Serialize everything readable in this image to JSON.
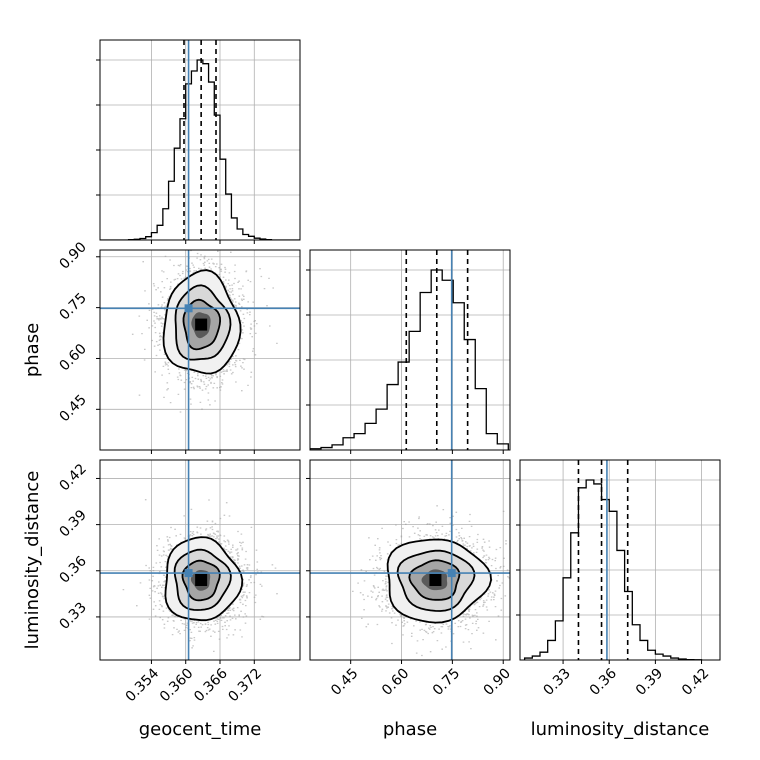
{
  "chart_data": {
    "type": "corner",
    "parameters": [
      "geocent_time",
      "phase",
      "luminosity_distance"
    ],
    "truths": [
      0.3605,
      0.748,
      0.3585
    ],
    "truth_color": "#4682b4",
    "ranges": [
      [
        0.345,
        0.38
      ],
      [
        0.33,
        0.92
      ],
      [
        0.302,
        0.432
      ]
    ],
    "ticks": [
      {
        "values": [
          0.354,
          0.36,
          0.366,
          0.372
        ],
        "labels": [
          "0.354",
          "0.360",
          "0.366",
          "0.372"
        ]
      },
      {
        "values": [
          0.45,
          0.6,
          0.75,
          0.9
        ],
        "labels": [
          "0.45",
          "0.60",
          "0.75",
          "0.90"
        ]
      },
      {
        "values": [
          0.33,
          0.36,
          0.39,
          0.42
        ],
        "labels": [
          "0.33",
          "0.36",
          "0.39",
          "0.42"
        ]
      }
    ],
    "axis_labels": {
      "x": [
        "geocent_time",
        "phase",
        "luminosity_distance"
      ],
      "y_row1": "phase",
      "y_row2": "luminosity_distance"
    },
    "quantiles": [
      [
        0.3597,
        0.3627,
        0.3653
      ],
      [
        0.614,
        0.704,
        0.795
      ],
      [
        0.34,
        0.355,
        0.372
      ]
    ],
    "histograms": [
      {
        "param": "geocent_time",
        "bin_edges": [
          0.345,
          0.346,
          0.347,
          0.348,
          0.349,
          0.35,
          0.351,
          0.352,
          0.353,
          0.354,
          0.355,
          0.356,
          0.357,
          0.358,
          0.359,
          0.36,
          0.361,
          0.362,
          0.363,
          0.364,
          0.365,
          0.366,
          0.367,
          0.368,
          0.369,
          0.37,
          0.371,
          0.372,
          0.373,
          0.374,
          0.375,
          0.376,
          0.377,
          0.378,
          0.379,
          0.38
        ],
        "counts": [
          0,
          0,
          0,
          0,
          0,
          0.002,
          0.004,
          0.008,
          0.018,
          0.04,
          0.08,
          0.17,
          0.32,
          0.5,
          0.66,
          0.85,
          0.92,
          0.98,
          0.96,
          0.86,
          0.68,
          0.44,
          0.25,
          0.12,
          0.06,
          0.03,
          0.02,
          0.01,
          0.005,
          0.002,
          0,
          0,
          0,
          0,
          0
        ]
      },
      {
        "param": "phase",
        "bin_edges": [
          0.33,
          0.3625,
          0.395,
          0.4275,
          0.46,
          0.4925,
          0.525,
          0.5575,
          0.59,
          0.6225,
          0.655,
          0.6875,
          0.72,
          0.7525,
          0.785,
          0.8175,
          0.85,
          0.8825,
          0.915
        ],
        "counts": [
          0.006,
          0.012,
          0.025,
          0.06,
          0.08,
          0.13,
          0.2,
          0.32,
          0.43,
          0.58,
          0.77,
          0.88,
          0.83,
          0.72,
          0.54,
          0.3,
          0.08,
          0.03
        ]
      },
      {
        "param": "luminosity_distance",
        "bin_edges": [
          0.305,
          0.31,
          0.315,
          0.32,
          0.325,
          0.33,
          0.335,
          0.34,
          0.345,
          0.35,
          0.355,
          0.36,
          0.365,
          0.37,
          0.375,
          0.38,
          0.385,
          0.39,
          0.395,
          0.4,
          0.405,
          0.41,
          0.415,
          0.42
        ],
        "counts": [
          0.01,
          0.02,
          0.04,
          0.1,
          0.2,
          0.42,
          0.65,
          0.88,
          0.92,
          0.9,
          0.82,
          0.76,
          0.56,
          0.35,
          0.18,
          0.1,
          0.05,
          0.03,
          0.02,
          0.01,
          0.005,
          0.002,
          0.001
        ]
      }
    ],
    "joint_distributions": [
      {
        "x": "geocent_time",
        "y": "phase",
        "center": [
          0.3627,
          0.7
        ],
        "spread": [
          0.0033,
          0.075
        ]
      },
      {
        "x": "geocent_time",
        "y": "luminosity_distance",
        "center": [
          0.3627,
          0.354
        ],
        "spread": [
          0.0033,
          0.0135
        ]
      },
      {
        "x": "phase",
        "y": "luminosity_distance",
        "center": [
          0.7,
          0.354
        ],
        "spread": [
          0.075,
          0.0135
        ]
      }
    ],
    "grid": true,
    "legend": "none"
  }
}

Task brief: Copy every line of the listing that includes the string "phase".

Full response:
      "phase",
        "phase",
      "y_row1": "phase",
        "param": "phase",
        "y": "phase",
        "x": "phase",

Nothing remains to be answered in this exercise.